# start of SUPPLIED MATERIAL

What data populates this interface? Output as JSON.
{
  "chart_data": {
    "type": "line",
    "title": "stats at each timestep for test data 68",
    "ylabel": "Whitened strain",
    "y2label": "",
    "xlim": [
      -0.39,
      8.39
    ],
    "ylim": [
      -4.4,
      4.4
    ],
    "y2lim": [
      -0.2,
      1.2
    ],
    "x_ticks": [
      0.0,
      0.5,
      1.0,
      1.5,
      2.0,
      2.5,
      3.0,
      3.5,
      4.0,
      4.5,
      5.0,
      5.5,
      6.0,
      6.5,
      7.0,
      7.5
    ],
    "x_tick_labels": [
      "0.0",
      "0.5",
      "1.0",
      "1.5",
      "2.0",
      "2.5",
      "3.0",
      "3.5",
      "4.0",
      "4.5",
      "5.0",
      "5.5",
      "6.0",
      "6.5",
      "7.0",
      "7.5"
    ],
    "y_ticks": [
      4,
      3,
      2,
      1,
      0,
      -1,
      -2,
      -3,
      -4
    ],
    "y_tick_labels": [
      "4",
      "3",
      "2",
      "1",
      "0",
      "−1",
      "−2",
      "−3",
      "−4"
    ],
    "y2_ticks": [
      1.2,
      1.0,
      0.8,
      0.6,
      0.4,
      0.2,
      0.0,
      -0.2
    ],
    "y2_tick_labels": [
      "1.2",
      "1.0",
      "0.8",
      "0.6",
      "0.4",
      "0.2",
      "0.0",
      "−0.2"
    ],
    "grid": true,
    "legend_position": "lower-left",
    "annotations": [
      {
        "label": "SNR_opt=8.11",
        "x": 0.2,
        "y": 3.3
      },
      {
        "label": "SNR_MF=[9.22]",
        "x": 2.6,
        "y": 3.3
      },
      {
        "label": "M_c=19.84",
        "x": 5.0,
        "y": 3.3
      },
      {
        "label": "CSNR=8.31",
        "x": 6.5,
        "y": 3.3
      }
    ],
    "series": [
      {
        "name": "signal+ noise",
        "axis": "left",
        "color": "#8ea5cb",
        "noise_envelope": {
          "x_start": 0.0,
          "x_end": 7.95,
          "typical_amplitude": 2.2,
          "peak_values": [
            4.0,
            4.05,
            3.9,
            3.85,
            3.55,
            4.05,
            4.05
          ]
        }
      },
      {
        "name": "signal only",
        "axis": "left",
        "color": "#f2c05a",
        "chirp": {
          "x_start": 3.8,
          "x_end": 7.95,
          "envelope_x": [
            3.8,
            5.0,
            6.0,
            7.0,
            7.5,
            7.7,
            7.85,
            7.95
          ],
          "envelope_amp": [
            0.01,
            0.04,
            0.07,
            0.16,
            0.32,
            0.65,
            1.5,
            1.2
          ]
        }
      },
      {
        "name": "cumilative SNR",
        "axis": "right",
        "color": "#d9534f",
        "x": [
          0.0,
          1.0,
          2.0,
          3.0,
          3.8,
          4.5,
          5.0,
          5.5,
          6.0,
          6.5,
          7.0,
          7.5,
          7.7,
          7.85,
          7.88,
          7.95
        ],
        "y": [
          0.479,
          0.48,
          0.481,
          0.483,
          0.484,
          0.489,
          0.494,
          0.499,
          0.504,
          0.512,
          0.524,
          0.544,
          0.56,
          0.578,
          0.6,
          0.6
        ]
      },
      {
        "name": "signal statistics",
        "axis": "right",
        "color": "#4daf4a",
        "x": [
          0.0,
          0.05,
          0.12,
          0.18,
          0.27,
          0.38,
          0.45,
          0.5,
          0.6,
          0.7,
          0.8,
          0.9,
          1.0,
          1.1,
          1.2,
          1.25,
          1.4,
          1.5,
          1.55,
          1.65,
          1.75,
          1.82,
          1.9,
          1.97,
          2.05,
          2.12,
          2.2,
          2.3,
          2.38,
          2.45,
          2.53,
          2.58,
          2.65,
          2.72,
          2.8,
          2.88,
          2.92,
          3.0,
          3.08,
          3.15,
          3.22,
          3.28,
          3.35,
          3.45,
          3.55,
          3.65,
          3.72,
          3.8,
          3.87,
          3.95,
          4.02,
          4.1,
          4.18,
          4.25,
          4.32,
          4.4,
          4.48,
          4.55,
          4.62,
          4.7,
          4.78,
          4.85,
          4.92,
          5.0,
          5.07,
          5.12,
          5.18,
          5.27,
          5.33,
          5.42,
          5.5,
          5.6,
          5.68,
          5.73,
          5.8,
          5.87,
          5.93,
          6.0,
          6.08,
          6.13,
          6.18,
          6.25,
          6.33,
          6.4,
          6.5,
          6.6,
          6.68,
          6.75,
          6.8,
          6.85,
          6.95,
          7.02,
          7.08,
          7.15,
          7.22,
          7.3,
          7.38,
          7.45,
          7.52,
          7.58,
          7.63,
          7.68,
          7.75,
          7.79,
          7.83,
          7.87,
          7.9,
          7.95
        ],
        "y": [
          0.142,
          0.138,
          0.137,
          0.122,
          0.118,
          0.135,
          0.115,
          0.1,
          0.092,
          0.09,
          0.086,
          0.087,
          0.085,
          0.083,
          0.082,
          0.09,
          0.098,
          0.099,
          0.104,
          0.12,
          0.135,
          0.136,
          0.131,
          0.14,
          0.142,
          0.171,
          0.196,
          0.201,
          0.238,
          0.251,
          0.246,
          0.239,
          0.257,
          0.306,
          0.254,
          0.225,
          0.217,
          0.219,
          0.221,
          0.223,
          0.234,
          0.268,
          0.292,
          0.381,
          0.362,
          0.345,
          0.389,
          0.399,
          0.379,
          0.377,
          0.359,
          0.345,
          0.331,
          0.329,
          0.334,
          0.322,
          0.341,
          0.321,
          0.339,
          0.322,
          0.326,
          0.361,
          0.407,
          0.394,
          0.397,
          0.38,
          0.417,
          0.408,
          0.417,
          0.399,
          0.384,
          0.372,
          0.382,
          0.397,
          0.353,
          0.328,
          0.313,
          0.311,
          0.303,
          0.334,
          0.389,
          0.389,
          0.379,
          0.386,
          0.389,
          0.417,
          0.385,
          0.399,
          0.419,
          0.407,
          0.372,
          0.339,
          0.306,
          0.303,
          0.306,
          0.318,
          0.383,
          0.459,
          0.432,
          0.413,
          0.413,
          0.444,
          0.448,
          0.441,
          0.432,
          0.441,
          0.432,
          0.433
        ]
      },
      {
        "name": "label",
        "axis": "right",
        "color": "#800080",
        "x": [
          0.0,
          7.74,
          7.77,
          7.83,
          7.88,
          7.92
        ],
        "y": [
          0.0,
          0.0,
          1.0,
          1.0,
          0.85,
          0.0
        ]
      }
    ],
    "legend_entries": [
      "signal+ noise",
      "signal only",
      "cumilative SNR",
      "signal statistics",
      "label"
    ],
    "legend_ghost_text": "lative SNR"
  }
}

# end of SUPPLIED MATERIAL

• [DO THIS]
Gather every line from the listing above in which "cumilative" appears, and copy those lines.

• [RESULT]
        "name": "cumilative SNR",
      "cumilative SNR",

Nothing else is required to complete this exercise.